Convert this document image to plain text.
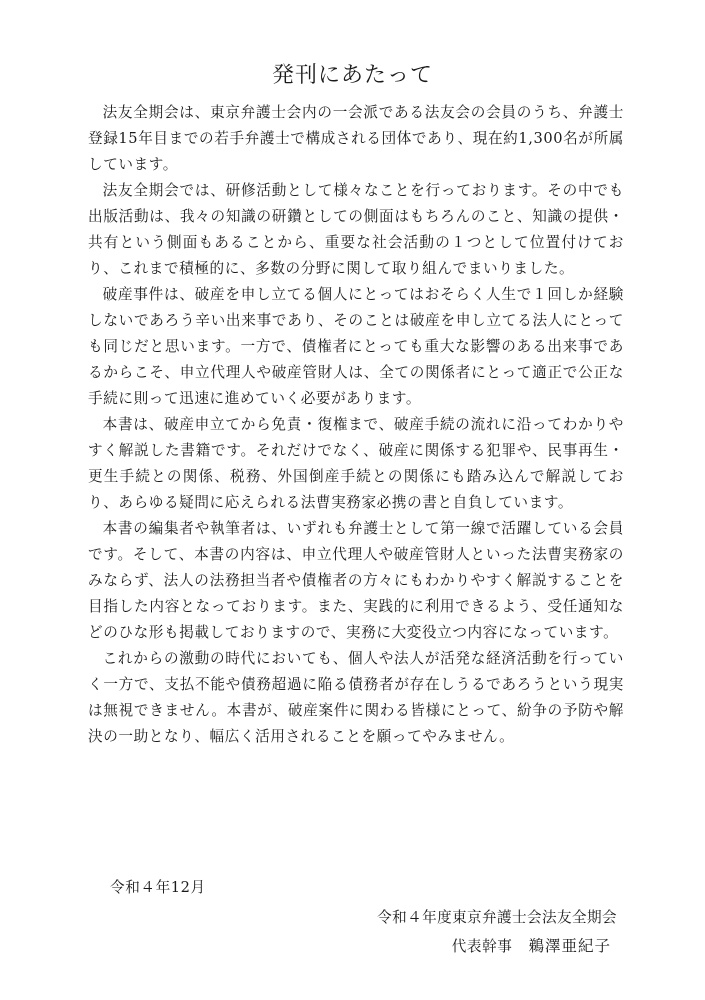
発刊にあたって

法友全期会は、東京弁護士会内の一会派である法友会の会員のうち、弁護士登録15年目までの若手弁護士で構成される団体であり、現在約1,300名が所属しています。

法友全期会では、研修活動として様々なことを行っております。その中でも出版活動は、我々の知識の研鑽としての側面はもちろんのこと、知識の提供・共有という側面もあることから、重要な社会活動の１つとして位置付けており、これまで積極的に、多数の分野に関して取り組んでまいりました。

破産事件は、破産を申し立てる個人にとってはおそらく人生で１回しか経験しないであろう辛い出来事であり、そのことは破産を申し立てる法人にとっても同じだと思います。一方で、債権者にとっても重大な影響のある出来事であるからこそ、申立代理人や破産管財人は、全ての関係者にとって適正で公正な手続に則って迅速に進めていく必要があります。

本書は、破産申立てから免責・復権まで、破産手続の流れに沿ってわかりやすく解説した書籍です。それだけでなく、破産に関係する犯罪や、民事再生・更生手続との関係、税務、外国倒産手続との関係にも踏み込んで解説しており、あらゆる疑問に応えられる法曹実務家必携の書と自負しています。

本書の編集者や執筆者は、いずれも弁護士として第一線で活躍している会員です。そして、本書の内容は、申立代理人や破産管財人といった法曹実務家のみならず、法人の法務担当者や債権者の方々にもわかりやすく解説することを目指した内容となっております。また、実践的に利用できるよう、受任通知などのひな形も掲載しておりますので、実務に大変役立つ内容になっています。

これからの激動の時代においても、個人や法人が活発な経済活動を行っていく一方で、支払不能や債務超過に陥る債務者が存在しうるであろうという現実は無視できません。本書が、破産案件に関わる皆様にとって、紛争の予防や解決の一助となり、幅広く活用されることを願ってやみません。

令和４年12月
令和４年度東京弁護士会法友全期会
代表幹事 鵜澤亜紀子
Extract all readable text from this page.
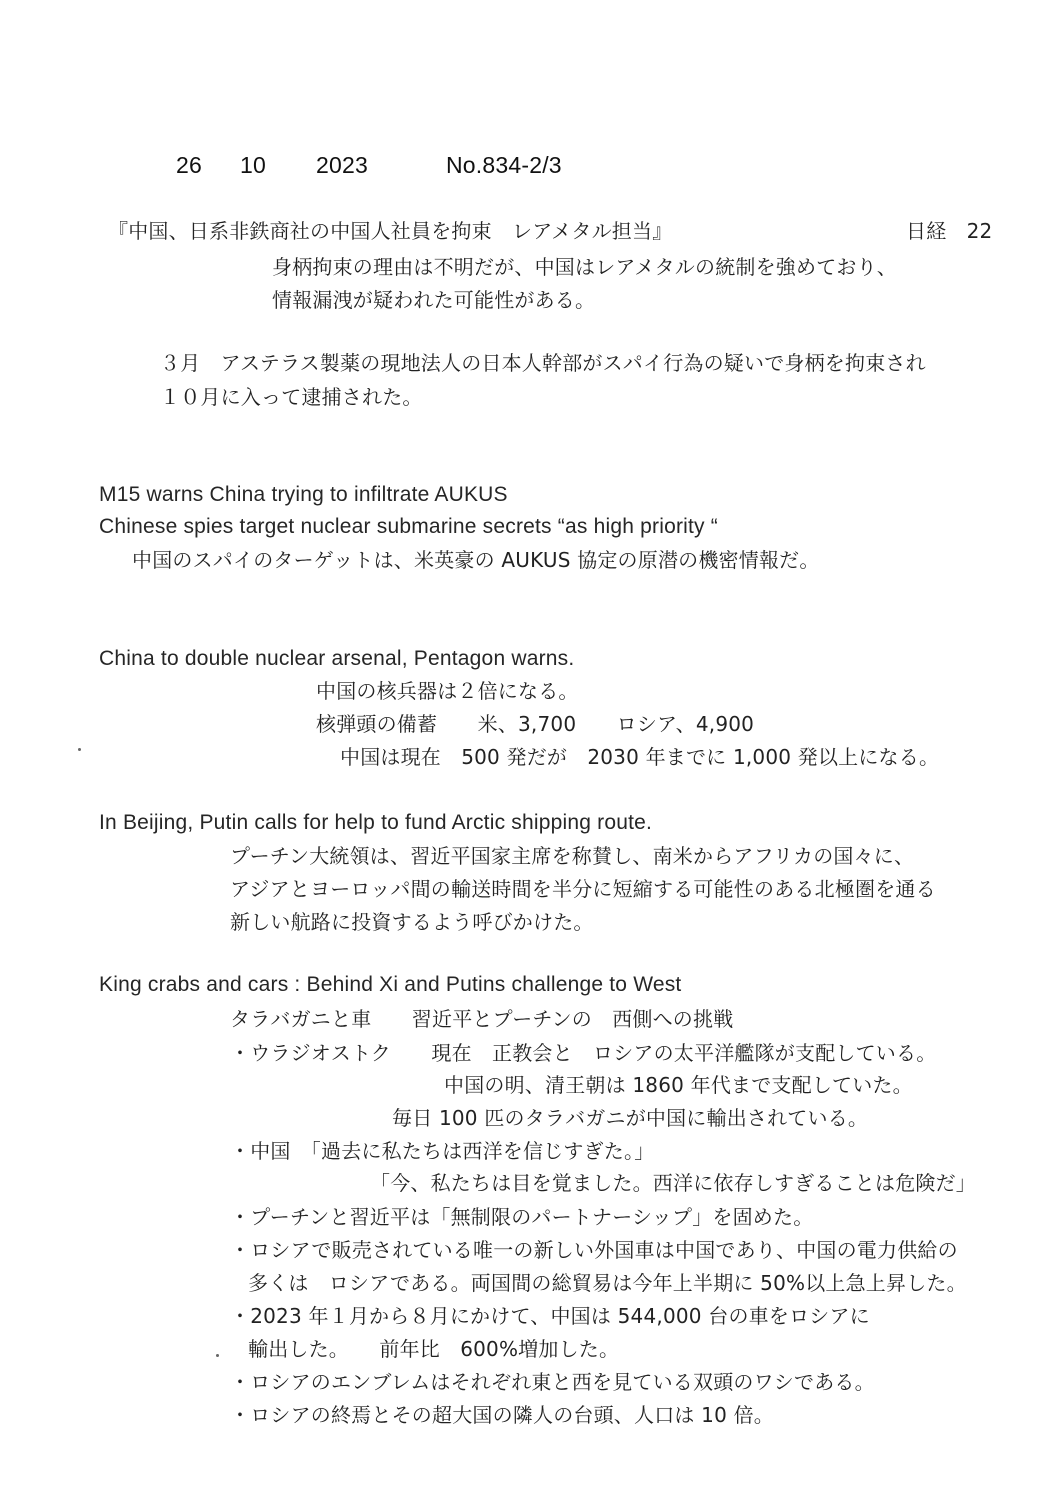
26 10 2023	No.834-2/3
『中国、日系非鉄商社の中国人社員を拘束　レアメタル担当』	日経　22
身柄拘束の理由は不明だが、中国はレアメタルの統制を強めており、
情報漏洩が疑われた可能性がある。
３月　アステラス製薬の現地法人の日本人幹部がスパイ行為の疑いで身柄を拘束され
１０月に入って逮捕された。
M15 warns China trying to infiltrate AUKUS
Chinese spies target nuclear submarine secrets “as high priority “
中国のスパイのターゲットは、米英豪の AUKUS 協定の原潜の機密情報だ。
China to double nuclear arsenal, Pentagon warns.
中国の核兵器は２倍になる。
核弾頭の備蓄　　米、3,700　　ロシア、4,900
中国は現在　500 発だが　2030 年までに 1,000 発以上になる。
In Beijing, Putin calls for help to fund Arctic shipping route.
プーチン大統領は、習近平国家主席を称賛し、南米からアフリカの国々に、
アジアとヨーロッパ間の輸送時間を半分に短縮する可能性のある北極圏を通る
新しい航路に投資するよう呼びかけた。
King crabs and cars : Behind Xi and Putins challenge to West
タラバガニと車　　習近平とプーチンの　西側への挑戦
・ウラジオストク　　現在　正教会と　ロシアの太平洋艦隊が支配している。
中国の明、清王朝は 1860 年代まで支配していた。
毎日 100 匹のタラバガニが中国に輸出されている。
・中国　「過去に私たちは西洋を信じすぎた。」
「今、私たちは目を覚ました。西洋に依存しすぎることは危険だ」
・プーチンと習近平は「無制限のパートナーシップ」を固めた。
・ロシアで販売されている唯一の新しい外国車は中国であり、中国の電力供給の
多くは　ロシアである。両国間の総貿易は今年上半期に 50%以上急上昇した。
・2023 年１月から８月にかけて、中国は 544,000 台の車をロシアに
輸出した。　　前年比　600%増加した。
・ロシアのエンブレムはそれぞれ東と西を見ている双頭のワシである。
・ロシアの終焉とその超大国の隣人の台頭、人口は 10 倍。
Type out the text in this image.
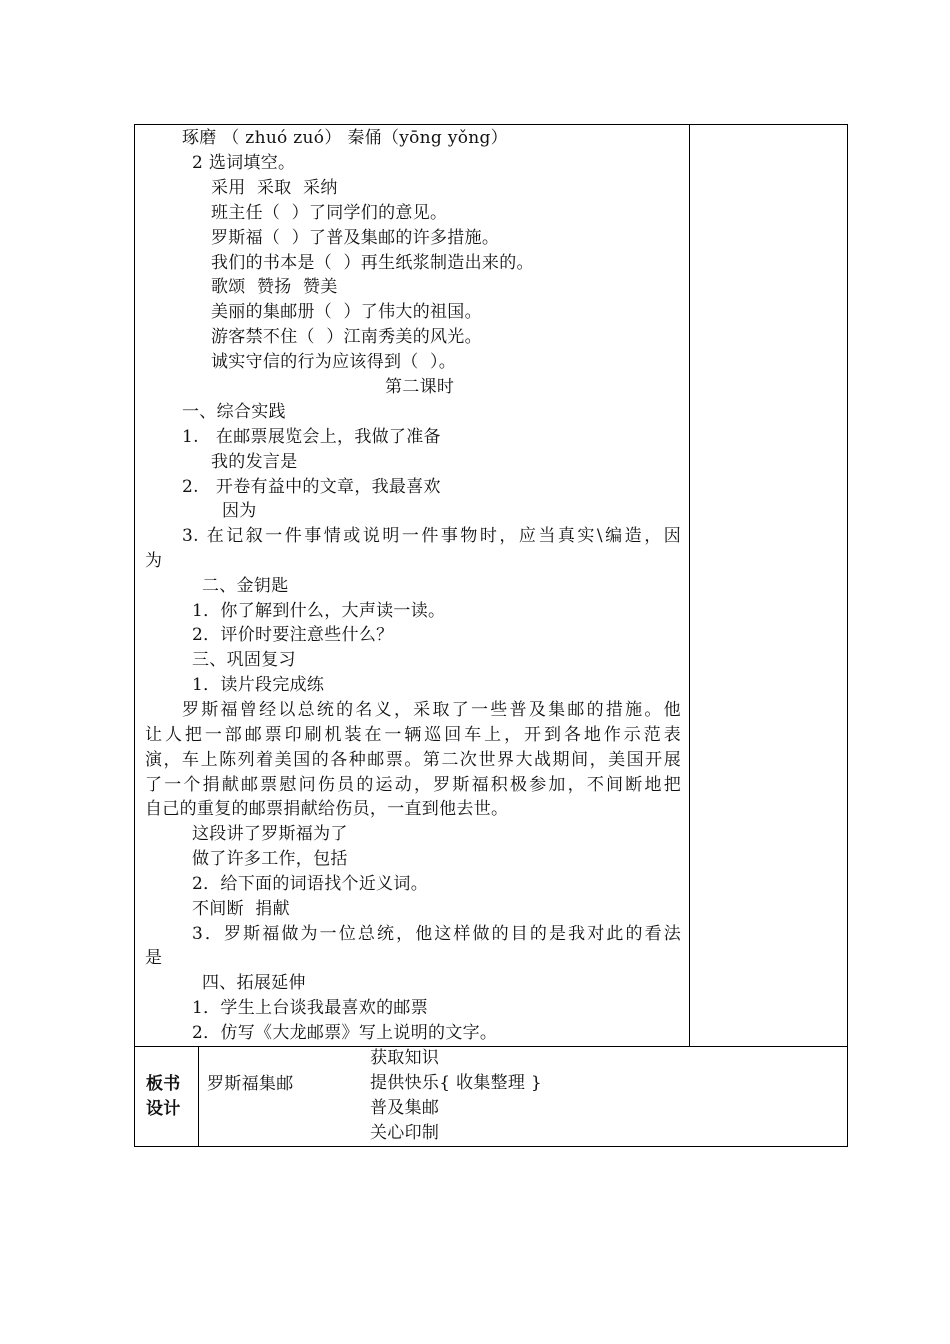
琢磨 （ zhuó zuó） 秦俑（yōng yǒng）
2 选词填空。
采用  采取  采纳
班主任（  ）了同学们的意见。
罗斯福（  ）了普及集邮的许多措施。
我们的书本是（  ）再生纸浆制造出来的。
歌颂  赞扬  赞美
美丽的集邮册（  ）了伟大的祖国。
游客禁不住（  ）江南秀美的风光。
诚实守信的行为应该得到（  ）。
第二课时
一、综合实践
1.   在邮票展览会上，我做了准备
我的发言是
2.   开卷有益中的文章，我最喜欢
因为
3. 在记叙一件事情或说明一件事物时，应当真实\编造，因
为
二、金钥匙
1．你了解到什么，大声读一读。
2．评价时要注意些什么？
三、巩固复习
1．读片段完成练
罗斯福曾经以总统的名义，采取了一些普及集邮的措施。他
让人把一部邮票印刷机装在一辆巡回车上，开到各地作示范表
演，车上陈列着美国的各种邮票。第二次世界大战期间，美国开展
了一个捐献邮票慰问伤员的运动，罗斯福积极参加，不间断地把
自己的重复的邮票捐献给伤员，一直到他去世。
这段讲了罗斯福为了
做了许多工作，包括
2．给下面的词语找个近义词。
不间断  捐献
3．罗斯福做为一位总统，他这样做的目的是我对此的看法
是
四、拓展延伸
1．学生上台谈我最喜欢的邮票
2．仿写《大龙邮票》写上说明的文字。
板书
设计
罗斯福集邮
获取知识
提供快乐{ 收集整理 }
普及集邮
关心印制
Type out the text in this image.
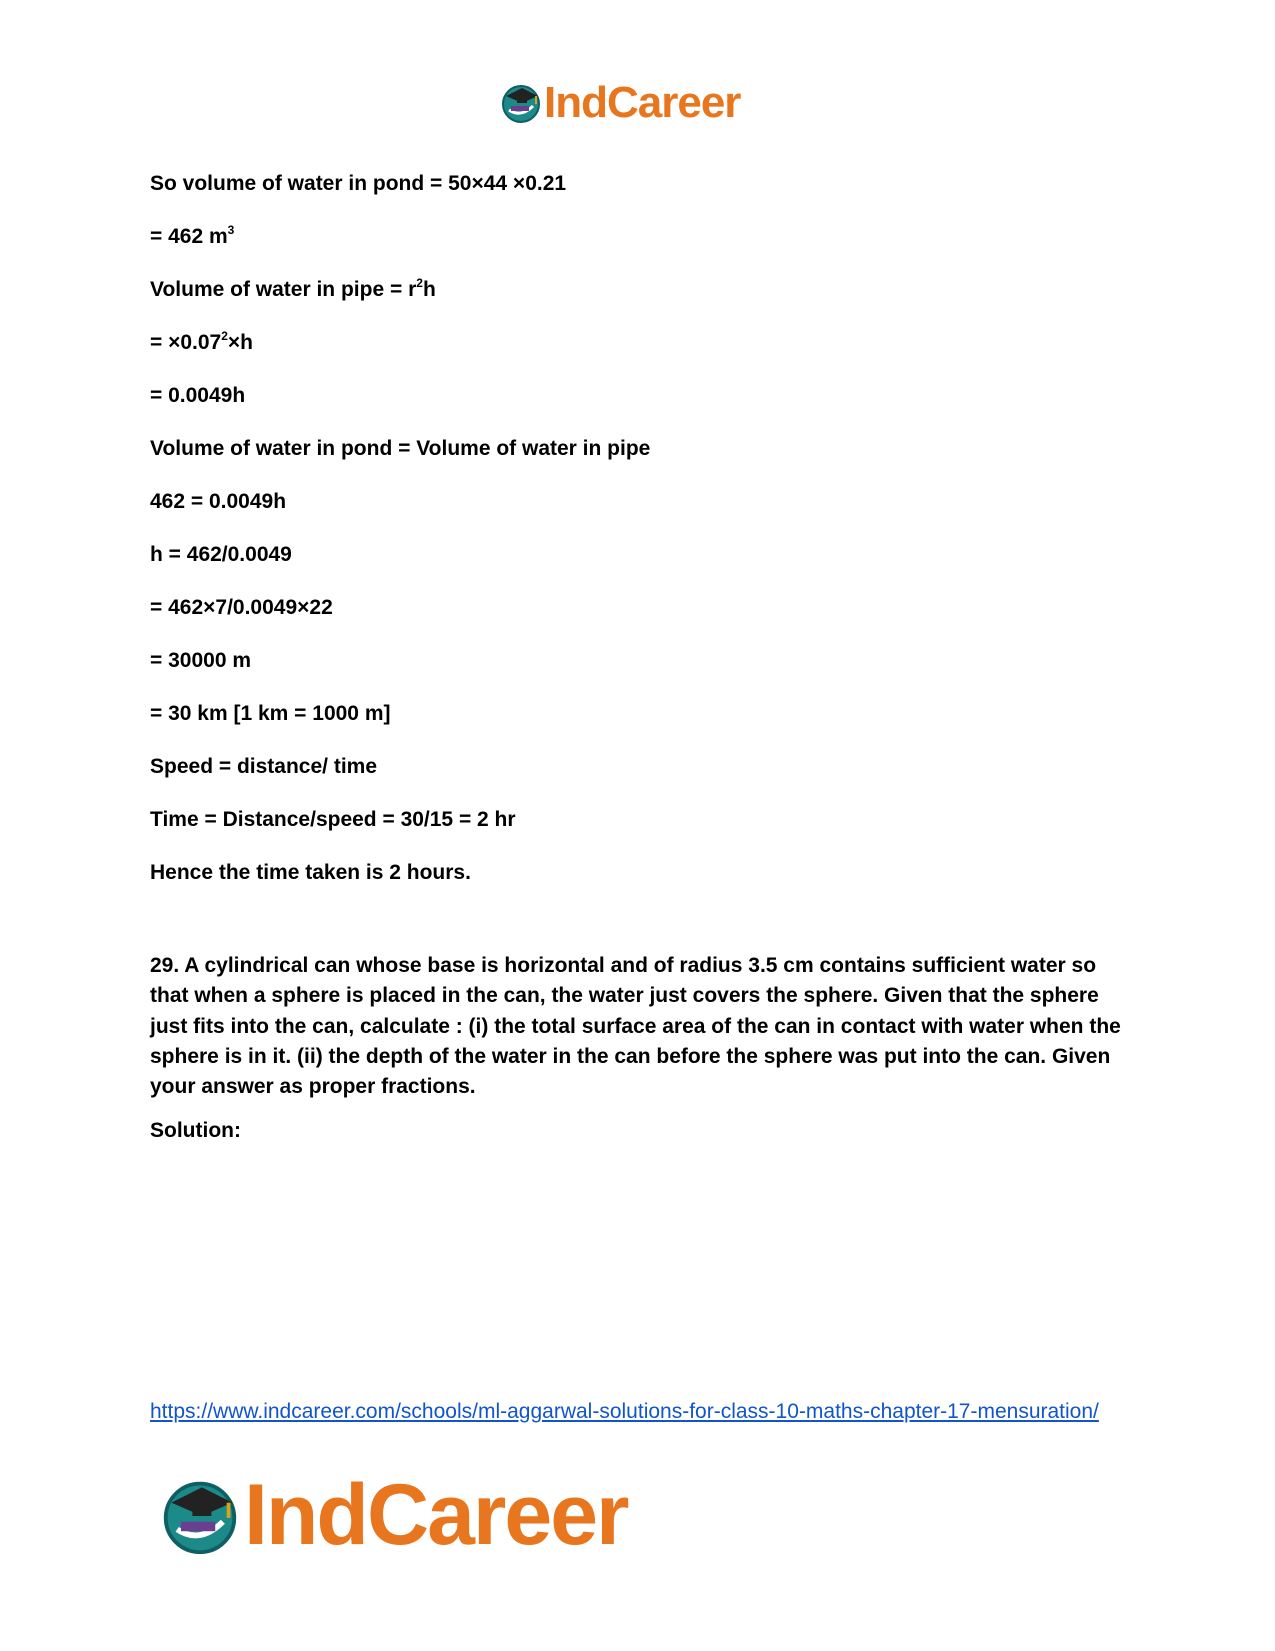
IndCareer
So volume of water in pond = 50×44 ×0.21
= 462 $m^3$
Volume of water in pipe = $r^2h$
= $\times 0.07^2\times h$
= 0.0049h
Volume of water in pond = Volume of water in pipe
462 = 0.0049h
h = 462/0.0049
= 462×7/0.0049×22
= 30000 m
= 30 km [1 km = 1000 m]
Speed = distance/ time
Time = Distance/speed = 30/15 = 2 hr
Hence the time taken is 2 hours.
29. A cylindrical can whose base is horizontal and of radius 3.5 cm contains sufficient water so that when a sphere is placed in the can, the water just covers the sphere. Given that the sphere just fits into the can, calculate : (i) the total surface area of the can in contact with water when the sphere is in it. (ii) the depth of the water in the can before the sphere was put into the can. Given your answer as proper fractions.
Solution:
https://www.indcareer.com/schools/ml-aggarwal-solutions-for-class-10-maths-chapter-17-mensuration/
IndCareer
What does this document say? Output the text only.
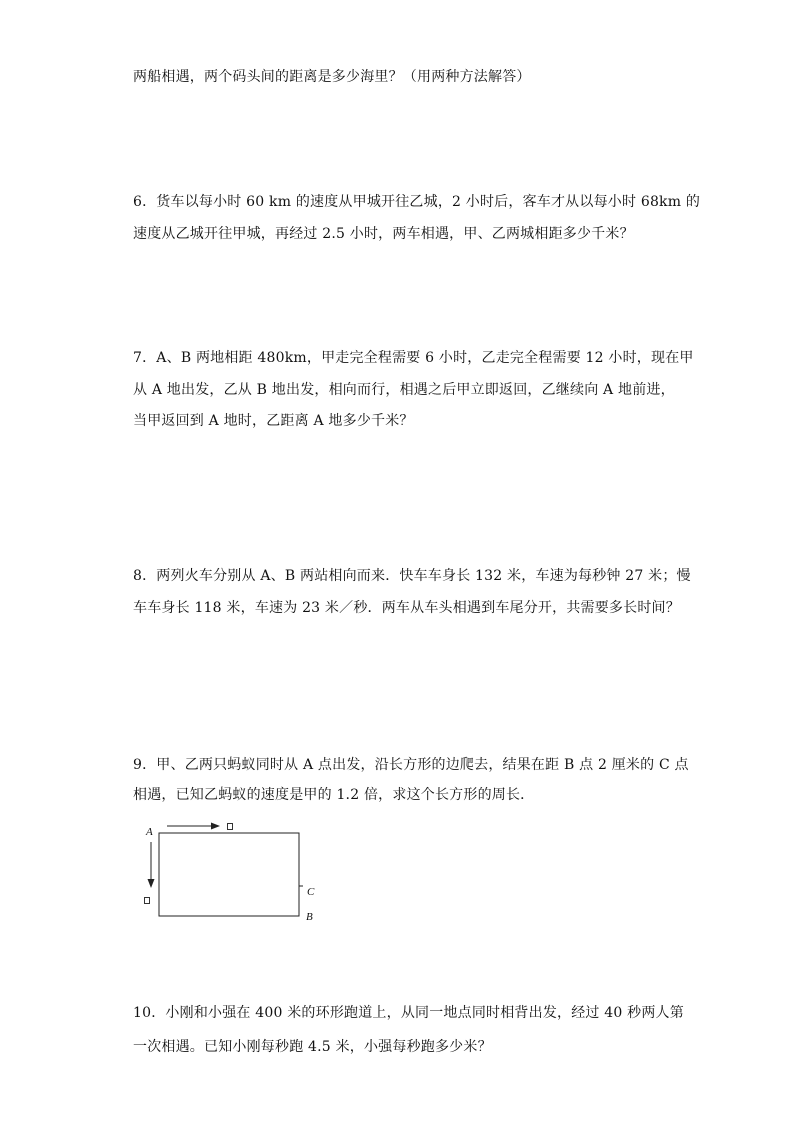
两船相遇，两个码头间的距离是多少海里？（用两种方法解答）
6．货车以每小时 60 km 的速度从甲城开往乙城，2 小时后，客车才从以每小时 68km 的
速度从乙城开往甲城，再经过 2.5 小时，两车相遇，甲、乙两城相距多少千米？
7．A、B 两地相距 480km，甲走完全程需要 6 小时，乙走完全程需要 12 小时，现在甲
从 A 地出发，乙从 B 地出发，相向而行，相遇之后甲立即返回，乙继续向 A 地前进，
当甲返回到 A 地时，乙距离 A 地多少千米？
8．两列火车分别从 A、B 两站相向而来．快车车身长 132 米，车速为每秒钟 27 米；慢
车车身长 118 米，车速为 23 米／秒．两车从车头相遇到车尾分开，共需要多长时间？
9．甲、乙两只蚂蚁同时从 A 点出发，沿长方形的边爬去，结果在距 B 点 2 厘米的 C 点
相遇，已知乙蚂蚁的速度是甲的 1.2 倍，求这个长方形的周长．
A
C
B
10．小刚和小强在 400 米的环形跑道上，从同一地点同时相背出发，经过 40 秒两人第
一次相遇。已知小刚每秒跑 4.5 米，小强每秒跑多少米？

AIM:
Look through the entries above. Extract each line with the word "warns".

COMPLETE ANSWER:
M15 warns China trying to infiltrate AUKUS
China to double nuclear arsenal, Pentagon warns.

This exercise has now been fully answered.